# EXERCISE PROMPT
Output the entries below exactly as written, omitting pictures.

# DATA PROVIDED
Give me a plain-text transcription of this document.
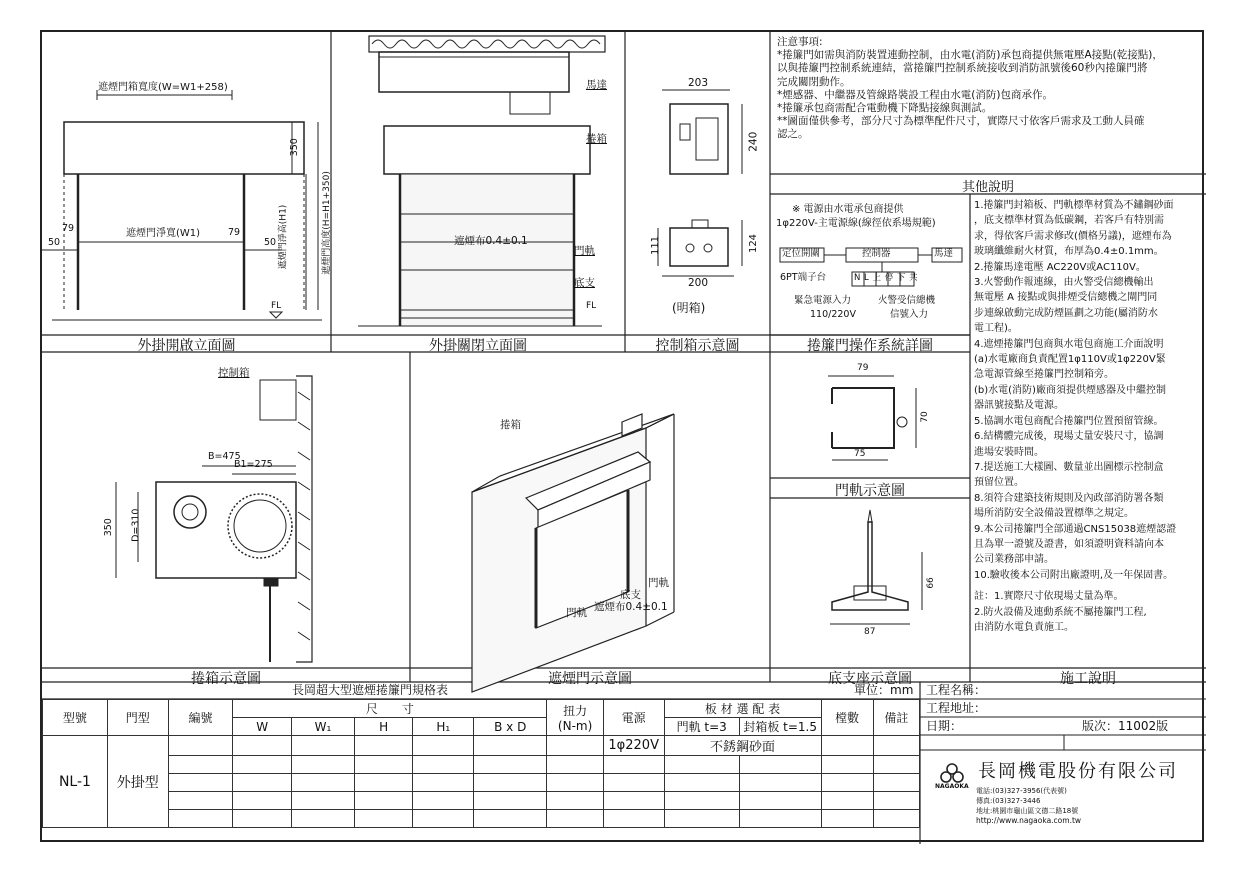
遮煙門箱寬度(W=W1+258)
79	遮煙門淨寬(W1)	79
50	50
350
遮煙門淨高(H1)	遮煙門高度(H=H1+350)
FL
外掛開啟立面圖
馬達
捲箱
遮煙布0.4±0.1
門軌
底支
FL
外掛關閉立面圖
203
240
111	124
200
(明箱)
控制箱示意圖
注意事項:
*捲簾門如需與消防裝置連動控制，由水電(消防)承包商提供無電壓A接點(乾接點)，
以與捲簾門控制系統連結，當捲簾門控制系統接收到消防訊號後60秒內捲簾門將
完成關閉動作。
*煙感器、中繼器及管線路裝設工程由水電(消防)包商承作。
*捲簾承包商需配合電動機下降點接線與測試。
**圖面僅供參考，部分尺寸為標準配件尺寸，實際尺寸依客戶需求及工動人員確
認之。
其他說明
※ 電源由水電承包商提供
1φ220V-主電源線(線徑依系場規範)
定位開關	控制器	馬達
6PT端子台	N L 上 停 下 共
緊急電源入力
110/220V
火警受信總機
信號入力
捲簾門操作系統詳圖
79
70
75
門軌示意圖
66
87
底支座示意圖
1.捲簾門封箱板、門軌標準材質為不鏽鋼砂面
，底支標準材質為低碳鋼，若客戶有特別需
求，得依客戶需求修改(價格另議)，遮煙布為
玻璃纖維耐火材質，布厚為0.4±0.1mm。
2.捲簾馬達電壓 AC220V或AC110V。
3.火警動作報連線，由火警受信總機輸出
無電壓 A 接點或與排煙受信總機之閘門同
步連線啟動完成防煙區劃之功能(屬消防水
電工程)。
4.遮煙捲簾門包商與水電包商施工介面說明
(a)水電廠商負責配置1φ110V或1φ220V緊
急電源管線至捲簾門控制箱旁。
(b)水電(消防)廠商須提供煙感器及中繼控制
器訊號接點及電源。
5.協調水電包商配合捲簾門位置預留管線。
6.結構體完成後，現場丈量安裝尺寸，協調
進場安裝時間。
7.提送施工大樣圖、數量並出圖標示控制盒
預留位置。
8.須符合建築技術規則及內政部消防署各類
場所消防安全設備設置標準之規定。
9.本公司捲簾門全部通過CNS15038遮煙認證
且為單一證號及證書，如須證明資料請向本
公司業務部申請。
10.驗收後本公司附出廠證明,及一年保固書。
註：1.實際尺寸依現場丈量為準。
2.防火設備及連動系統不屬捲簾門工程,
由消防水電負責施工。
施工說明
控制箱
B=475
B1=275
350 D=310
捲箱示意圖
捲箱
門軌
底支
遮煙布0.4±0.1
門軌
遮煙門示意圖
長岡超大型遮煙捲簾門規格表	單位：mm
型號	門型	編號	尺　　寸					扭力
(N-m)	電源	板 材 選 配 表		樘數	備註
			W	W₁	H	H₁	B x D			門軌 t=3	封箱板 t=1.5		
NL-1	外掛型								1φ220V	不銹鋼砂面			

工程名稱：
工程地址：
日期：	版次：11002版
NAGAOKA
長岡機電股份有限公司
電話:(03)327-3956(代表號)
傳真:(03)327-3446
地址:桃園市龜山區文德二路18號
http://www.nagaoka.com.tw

# FULL SOLUTION
Give me a plain-text transcription of this document.
遮煙門箱寬度(W=W1+258)
79	遮煙門淨寬(W1)	79
50	50
350
遮煙門淨高(H1)	遮煙門高度(H=H1+350)
FL
外掛開啟立面圖
馬達
捲箱
遮煙布0.4±0.1
門軌
底支
FL
外掛關閉立面圖
203
240
111	124
200
(明箱)
控制箱示意圖
注意事項:
*捲簾門如需與消防裝置連動控制，由水電(消防)承包商提供無電壓A接點(乾接點)，
以與捲簾門控制系統連結，當捲簾門控制系統接收到消防訊號後60秒內捲簾門將
完成關閉動作。
*煙感器、中繼器及管線路裝設工程由水電(消防)包商承作。
*捲簾承包商需配合電動機下降點接線與測試。
**圖面僅供參考，部分尺寸為標準配件尺寸，實際尺寸依客戶需求及工動人員確
認之。
其他說明
※ 電源由水電承包商提供
1φ220V-主電源線(線徑依系場規範)
定位開關	控制器	馬達
6PT端子台	N L 上 停 下 共
緊急電源入力
110/220V
火警受信總機
信號入力
捲簾門操作系統詳圖
79
70
75
門軌示意圖
66
87
底支座示意圖
1.捲簾門封箱板、門軌標準材質為不鏽鋼砂面
，底支標準材質為低碳鋼，若客戶有特別需
求，得依客戶需求修改(價格另議)，遮煙布為
玻璃纖維耐火材質，布厚為0.4±0.1mm。
2.捲簾馬達電壓 AC220V或AC110V。
3.火警動作報連線，由火警受信總機輸出
無電壓 A 接點或與排煙受信總機之閘門同
步連線啟動完成防煙區劃之功能(屬消防水
電工程)。
4.遮煙捲簾門包商與水電包商施工介面說明
(a)水電廠商負責配置1φ110V或1φ220V緊
急電源管線至捲簾門控制箱旁。
(b)水電(消防)廠商須提供煙感器及中繼控制
器訊號接點及電源。
5.協調水電包商配合捲簾門位置預留管線。
6.結構體完成後，現場丈量安裝尺寸，協調
進場安裝時間。
7.提送施工大樣圖、數量並出圖標示控制盒
預留位置。
8.須符合建築技術規則及內政部消防署各類
場所消防安全設備設置標準之規定。
9.本公司捲簾門全部通過CNS15038遮煙認證
且為單一證號及證書，如須證明資料請向本
公司業務部申請。
10.驗收後本公司附出廠證明,及一年保固書。
註：1.實際尺寸依現場丈量為準。
2.防火設備及連動系統不屬捲簾門工程,
由消防水電負責施工。
施工說明
控制箱
B=475
B1=275
350 D=310
捲箱示意圖
捲箱
門軌
底支
遮煙布0.4±0.1
門軌
遮煙門示意圖
長岡超大型遮煙捲簾門規格表	單位：mm
型號	門型	編號	尺　　寸					扭力
(N-m)	電源	板 材 選 配 表		樘數	備註
			W	W₁	H	H₁	B x D			門軌 t=3	封箱板 t=1.5		
NL-1	外掛型								1φ220V	不銹鋼砂面			

工程名稱：
工程地址：
日期：	版次：11002版
NAGAOKA
長岡機電股份有限公司
電話:(03)327-3956(代表號)
傳真:(03)327-3446
地址:桃園市龜山區文德二路18號
http://www.nagaoka.com.tw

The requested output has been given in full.